___ Records for this exercise ___

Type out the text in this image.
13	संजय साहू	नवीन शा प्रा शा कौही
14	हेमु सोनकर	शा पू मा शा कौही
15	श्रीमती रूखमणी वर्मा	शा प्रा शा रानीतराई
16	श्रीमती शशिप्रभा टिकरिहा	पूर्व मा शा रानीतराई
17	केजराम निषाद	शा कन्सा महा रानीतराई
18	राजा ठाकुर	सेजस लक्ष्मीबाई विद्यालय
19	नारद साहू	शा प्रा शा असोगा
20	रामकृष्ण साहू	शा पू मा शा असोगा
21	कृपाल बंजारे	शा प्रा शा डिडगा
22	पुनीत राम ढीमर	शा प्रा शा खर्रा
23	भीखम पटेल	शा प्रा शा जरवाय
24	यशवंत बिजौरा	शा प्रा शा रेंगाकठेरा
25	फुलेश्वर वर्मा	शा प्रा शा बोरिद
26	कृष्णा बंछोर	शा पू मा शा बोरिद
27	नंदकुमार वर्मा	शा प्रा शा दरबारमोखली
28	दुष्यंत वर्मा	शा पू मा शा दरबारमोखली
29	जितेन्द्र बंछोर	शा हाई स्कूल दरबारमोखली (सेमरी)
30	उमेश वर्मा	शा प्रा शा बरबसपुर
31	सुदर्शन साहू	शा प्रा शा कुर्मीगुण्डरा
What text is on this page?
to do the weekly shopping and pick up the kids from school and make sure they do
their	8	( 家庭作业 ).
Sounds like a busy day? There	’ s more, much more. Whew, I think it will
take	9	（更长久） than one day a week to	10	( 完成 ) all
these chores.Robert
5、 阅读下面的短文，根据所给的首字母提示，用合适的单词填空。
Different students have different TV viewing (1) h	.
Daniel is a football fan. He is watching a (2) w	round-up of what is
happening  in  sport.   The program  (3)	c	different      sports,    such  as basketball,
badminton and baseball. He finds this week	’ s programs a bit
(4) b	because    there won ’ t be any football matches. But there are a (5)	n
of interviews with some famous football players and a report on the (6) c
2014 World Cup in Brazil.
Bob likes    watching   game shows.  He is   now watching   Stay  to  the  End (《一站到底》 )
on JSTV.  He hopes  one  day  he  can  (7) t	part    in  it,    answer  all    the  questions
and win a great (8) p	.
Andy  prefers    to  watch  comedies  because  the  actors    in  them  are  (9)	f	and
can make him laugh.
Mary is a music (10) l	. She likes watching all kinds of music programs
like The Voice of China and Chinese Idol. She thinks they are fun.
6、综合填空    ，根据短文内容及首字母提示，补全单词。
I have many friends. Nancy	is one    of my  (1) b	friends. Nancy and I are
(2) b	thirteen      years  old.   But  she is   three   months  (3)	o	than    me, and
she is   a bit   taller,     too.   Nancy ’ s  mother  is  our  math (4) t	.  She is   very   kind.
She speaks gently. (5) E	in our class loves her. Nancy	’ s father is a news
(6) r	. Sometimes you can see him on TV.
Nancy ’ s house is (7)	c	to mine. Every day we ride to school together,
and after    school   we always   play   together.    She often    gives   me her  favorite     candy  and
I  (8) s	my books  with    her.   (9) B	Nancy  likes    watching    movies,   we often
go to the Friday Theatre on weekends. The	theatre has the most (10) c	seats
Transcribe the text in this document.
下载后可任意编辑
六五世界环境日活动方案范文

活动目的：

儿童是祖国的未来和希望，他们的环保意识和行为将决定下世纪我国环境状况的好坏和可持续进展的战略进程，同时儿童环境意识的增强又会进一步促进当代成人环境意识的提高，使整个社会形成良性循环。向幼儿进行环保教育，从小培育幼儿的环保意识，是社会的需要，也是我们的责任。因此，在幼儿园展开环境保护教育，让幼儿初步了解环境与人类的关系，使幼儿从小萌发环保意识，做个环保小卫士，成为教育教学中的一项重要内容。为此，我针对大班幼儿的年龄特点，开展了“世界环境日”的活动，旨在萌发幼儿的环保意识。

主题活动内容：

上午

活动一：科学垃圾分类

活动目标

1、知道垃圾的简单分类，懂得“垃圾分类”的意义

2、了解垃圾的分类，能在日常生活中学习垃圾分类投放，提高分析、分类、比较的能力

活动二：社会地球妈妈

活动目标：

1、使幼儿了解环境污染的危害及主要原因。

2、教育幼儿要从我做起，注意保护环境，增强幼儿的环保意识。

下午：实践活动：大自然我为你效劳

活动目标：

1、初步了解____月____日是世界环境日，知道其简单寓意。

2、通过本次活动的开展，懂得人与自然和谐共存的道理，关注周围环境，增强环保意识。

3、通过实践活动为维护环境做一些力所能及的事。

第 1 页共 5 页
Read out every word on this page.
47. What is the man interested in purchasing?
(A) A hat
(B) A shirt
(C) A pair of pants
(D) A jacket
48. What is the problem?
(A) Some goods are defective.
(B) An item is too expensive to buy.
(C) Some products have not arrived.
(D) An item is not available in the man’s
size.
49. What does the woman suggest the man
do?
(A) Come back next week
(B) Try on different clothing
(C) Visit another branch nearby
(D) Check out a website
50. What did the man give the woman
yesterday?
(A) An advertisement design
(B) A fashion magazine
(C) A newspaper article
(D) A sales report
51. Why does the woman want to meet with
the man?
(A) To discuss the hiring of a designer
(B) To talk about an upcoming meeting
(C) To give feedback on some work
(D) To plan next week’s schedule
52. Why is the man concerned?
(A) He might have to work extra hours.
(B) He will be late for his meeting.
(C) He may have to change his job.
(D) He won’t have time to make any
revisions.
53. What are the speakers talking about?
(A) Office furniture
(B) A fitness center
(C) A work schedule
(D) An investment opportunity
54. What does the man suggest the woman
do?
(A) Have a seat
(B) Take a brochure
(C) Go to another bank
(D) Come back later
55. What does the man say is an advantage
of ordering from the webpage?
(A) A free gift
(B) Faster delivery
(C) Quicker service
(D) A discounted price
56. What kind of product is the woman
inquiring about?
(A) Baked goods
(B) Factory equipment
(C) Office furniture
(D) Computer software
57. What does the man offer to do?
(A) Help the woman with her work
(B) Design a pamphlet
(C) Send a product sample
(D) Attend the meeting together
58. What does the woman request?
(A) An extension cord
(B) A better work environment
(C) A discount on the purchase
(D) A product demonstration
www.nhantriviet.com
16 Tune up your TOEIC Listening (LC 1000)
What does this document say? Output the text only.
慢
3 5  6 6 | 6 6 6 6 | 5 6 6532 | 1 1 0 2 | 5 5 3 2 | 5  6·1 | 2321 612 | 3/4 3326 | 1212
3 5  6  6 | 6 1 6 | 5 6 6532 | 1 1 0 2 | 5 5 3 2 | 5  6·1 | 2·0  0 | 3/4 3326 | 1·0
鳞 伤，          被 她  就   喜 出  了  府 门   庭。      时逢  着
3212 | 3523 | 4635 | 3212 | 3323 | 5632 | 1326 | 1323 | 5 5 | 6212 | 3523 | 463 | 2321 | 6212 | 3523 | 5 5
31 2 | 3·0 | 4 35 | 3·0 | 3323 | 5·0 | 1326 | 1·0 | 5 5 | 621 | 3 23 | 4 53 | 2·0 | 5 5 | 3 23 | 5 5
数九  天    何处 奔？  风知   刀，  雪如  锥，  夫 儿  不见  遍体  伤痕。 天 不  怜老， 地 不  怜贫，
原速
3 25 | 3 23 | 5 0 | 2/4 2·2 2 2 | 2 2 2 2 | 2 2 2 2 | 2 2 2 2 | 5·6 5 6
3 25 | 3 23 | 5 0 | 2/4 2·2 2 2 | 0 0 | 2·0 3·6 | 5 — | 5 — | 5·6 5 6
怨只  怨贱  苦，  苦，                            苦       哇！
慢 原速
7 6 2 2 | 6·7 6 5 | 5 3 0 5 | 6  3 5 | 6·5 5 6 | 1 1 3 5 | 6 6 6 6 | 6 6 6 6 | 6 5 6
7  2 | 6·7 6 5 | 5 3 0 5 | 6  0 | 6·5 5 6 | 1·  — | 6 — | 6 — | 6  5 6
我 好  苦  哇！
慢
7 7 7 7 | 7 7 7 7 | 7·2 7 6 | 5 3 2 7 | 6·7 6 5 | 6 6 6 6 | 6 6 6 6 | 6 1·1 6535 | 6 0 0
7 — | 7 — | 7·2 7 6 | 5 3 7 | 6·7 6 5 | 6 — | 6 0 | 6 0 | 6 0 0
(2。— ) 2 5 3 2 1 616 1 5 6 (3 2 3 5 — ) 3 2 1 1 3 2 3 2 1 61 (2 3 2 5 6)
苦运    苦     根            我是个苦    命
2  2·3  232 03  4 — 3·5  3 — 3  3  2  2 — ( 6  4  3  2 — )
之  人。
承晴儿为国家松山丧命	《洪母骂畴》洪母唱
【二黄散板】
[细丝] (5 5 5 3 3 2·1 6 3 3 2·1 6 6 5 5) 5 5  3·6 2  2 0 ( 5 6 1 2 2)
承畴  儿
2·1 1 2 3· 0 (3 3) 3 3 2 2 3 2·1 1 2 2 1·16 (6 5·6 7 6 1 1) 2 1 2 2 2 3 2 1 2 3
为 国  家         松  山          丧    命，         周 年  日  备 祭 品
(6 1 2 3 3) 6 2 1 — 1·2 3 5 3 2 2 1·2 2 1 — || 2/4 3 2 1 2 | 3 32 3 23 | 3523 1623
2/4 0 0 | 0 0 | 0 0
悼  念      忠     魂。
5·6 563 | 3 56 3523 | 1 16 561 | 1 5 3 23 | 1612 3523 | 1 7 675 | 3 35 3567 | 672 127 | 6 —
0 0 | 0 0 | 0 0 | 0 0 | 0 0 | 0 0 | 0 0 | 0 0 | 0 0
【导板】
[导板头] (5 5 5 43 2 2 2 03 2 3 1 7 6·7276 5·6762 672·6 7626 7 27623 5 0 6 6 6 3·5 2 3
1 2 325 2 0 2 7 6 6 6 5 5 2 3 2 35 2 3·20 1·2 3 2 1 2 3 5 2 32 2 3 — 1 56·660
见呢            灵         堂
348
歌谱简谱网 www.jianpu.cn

___

▶ **Problem details**
Read the entries and select each line where the word "furniture" is found.

▶ **Exercise solution**
(A) Office furniture
(C) Office furniture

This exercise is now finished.